··· Given entries

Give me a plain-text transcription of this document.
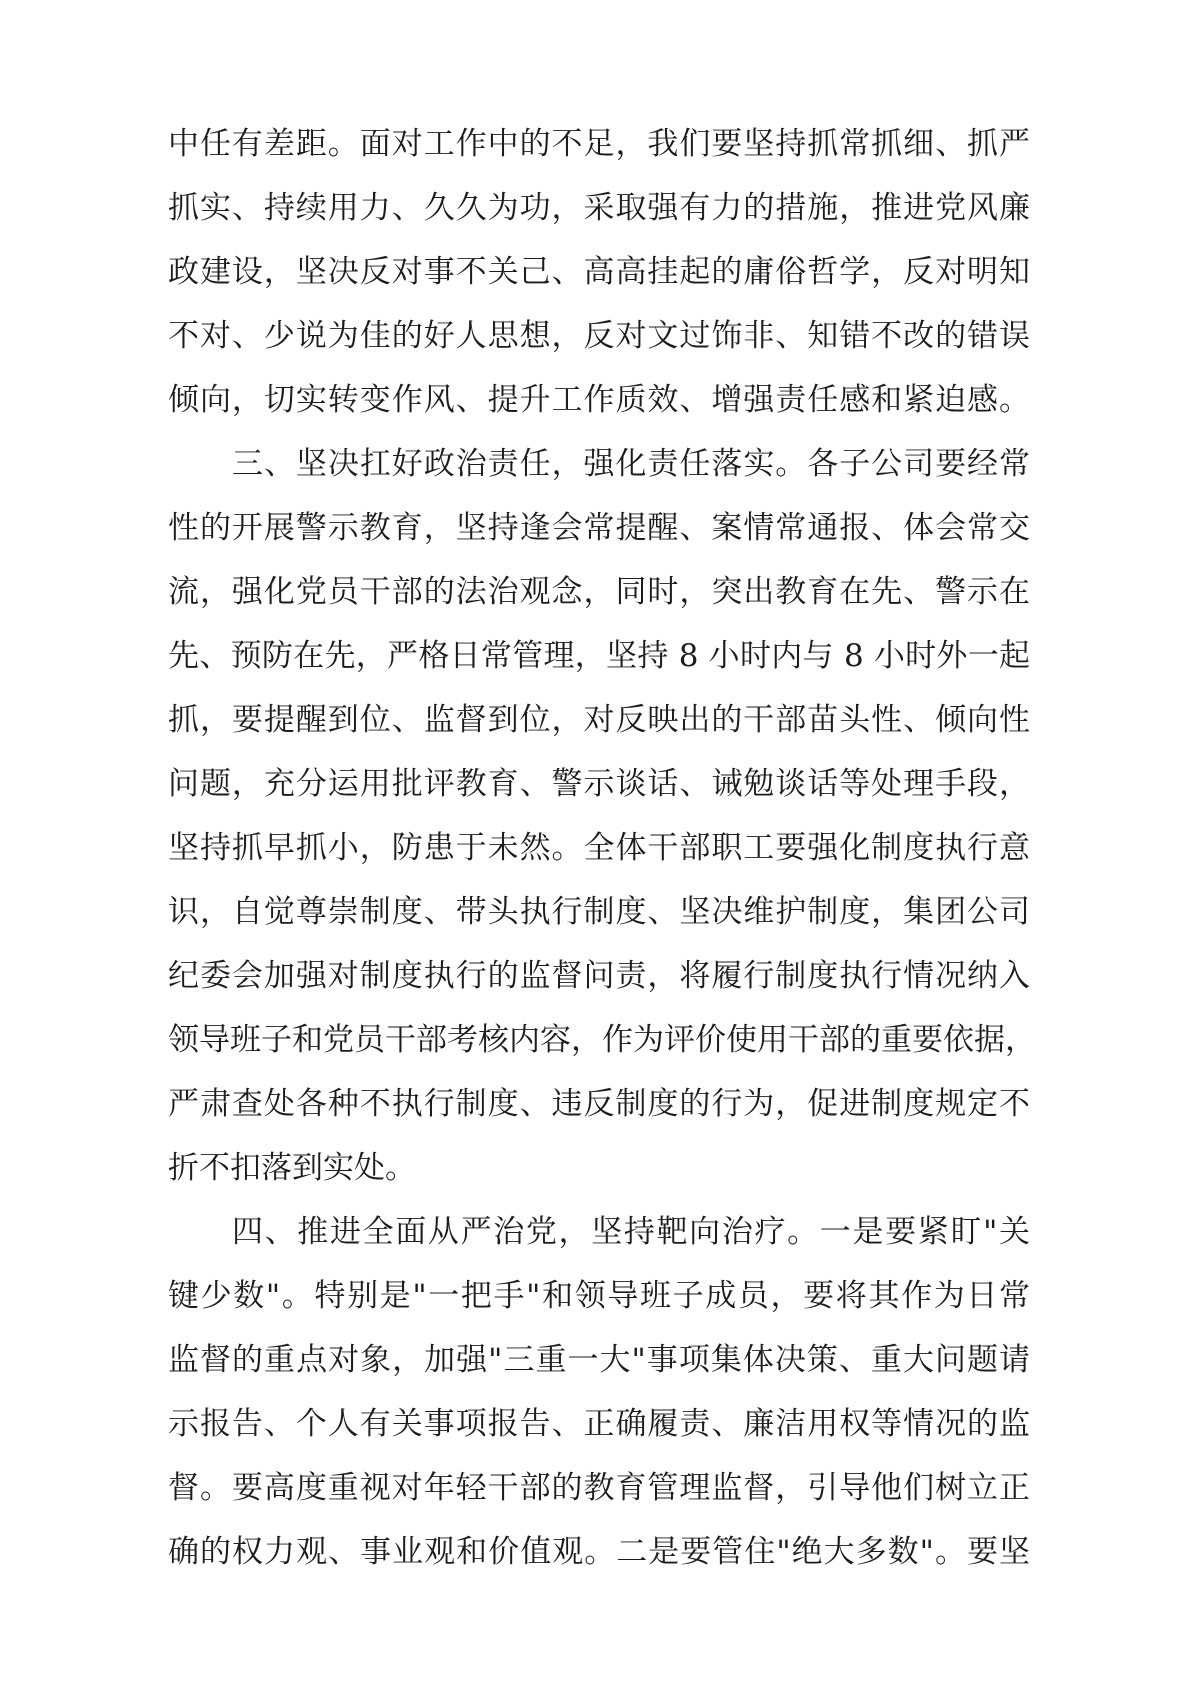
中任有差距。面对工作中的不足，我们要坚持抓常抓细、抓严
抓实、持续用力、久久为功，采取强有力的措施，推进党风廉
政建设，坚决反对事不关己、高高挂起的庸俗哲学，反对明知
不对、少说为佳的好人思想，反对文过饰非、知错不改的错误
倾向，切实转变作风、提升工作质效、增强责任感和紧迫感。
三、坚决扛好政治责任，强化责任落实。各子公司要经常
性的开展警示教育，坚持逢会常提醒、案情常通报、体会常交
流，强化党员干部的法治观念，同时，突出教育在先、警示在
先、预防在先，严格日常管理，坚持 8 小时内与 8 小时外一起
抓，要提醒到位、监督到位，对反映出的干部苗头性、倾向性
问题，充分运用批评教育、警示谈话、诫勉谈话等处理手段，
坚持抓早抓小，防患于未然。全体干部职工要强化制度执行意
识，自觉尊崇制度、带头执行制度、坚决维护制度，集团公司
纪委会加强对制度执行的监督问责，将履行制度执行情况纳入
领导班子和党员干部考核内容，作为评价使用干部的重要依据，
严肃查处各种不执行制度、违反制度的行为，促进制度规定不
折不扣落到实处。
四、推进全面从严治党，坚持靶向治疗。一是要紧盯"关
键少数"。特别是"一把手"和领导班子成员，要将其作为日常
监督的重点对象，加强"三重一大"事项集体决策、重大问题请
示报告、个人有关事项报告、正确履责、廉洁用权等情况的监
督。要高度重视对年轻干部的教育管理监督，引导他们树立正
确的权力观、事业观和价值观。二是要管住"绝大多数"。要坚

······
··· Given entries

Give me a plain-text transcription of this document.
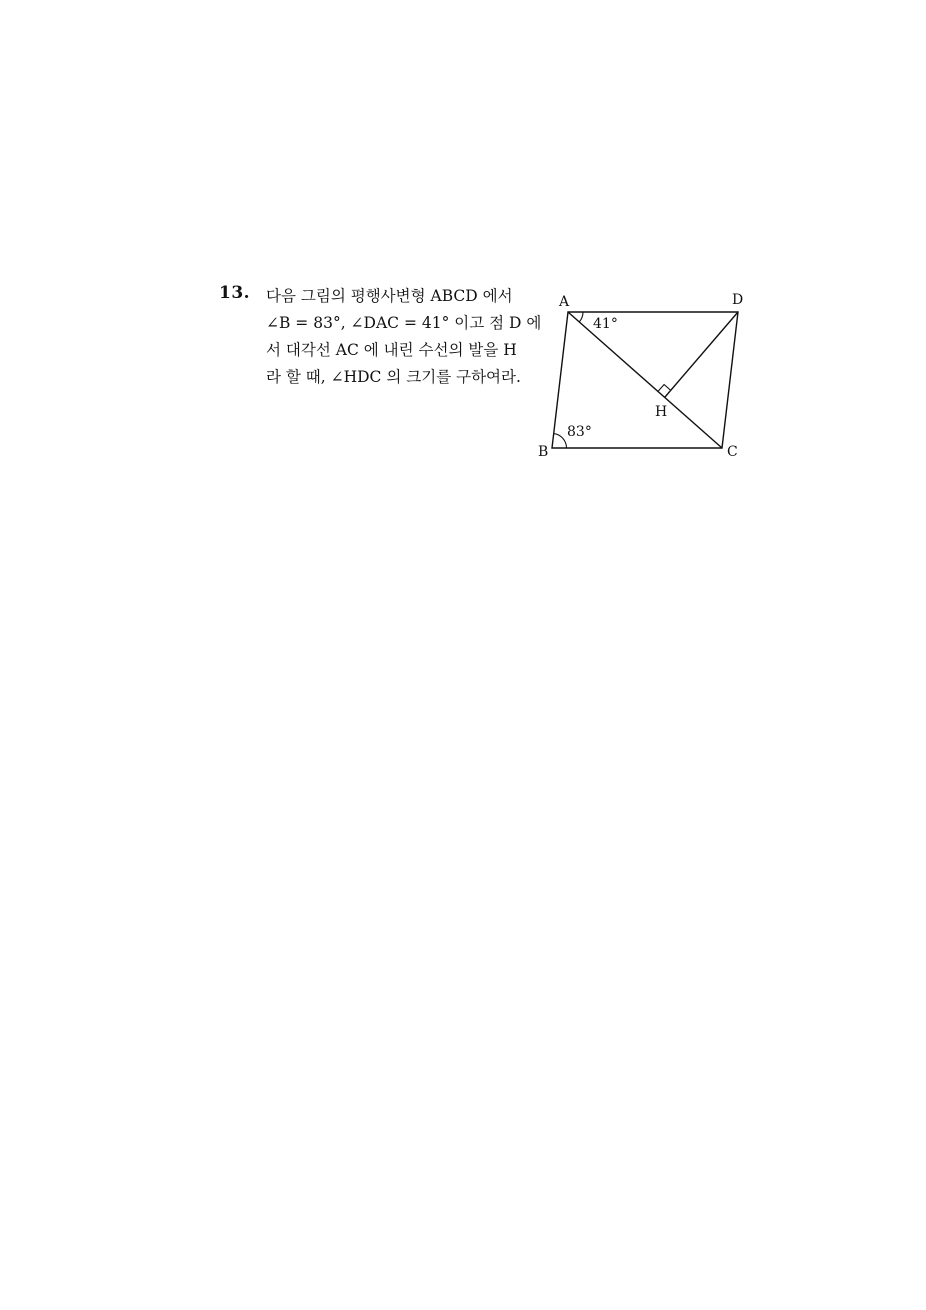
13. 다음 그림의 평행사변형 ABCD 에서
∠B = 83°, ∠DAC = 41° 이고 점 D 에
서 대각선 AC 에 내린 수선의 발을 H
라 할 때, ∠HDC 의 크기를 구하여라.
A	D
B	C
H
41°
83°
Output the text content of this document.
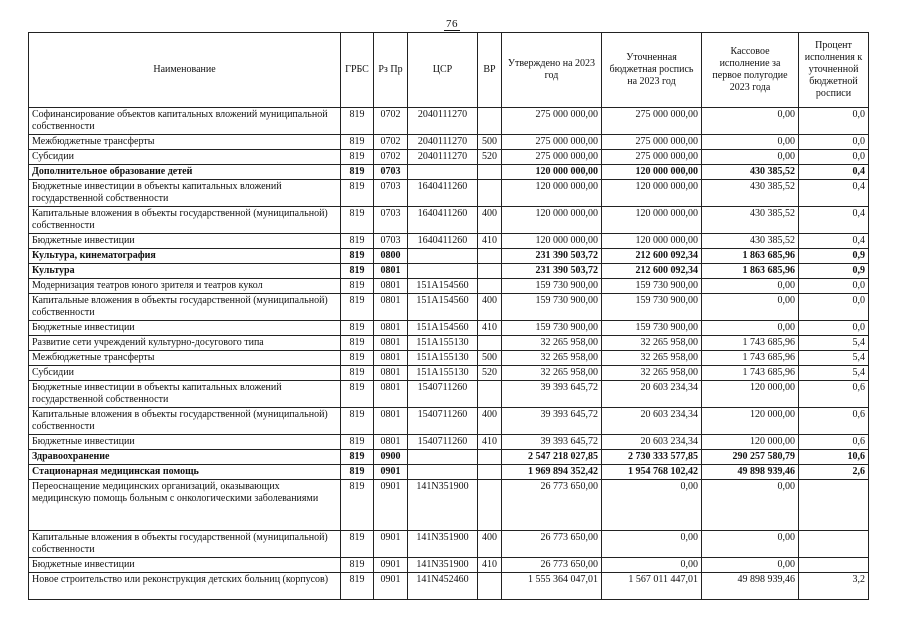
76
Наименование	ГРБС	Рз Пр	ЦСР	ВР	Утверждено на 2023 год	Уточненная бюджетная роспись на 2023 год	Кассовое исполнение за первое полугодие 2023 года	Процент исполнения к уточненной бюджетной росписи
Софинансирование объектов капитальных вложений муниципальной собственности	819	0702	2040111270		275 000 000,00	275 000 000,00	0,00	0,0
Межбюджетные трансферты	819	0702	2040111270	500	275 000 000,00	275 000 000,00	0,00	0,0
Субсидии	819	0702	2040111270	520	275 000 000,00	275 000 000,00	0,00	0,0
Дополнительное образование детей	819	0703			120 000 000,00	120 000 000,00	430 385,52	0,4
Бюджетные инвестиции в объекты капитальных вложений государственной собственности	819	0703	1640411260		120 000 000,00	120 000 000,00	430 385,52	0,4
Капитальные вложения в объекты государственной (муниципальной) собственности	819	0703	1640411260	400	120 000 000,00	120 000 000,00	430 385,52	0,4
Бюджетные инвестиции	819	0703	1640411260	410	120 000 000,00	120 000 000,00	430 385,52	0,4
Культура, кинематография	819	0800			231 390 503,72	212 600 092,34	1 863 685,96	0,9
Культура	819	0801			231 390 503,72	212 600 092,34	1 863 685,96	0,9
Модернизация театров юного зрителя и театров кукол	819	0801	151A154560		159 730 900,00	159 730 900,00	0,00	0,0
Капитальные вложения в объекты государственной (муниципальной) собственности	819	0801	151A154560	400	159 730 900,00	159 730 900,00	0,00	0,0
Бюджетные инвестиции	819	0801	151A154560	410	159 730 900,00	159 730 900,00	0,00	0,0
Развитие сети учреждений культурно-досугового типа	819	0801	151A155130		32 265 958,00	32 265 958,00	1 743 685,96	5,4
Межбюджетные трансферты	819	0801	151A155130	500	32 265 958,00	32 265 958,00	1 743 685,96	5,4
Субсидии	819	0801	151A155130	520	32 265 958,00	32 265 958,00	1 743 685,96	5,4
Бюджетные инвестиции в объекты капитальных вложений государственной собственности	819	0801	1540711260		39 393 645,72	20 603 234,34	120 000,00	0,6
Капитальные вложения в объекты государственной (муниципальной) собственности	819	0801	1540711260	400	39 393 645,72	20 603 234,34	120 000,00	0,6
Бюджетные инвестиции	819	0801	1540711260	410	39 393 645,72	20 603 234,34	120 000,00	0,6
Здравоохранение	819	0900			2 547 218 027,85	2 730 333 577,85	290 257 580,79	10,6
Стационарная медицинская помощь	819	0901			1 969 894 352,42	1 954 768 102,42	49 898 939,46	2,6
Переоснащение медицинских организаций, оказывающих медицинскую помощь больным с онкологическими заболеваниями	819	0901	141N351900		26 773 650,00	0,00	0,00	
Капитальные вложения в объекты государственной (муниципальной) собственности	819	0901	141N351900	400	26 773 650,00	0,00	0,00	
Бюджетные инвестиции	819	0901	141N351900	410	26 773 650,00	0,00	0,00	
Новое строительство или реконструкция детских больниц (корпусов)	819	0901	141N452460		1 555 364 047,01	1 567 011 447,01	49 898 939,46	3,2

······

* Directions for this task
Copy every line of the listing containing the string "объекты".

* Exercise response
Бюджетные инвестиции в объекты капитальных вложений государственной собственности	819	0703	1640411260		120 000 000,00	120 000 000,00	430 385,52	0,4
Капитальные вложения в объекты государственной (муниципальной) собственности	819	0703	1640411260	400	120 000 000,00	120 000 000,00	430 385,52	0,4
Капитальные вложения в объекты государственной (муниципальной) собственности	819	0801	151A154560	400	159 730 900,00	159 730 900,00	0,00	0,0
Бюджетные инвестиции в объекты капитальных вложений государственной собственности	819	0801	1540711260		39 393 645,72	20 603 234,34	120 000,00	0,6
Капитальные вложения в объекты государственной (муниципальной) собственности	819	0801	1540711260	400	39 393 645,72	20 603 234,34	120 000,00	0,6
Капитальные вложения в объекты государственной (муниципальной) собственности	819	0901	141N351900	400	26 773 650,00	0,00	0,00	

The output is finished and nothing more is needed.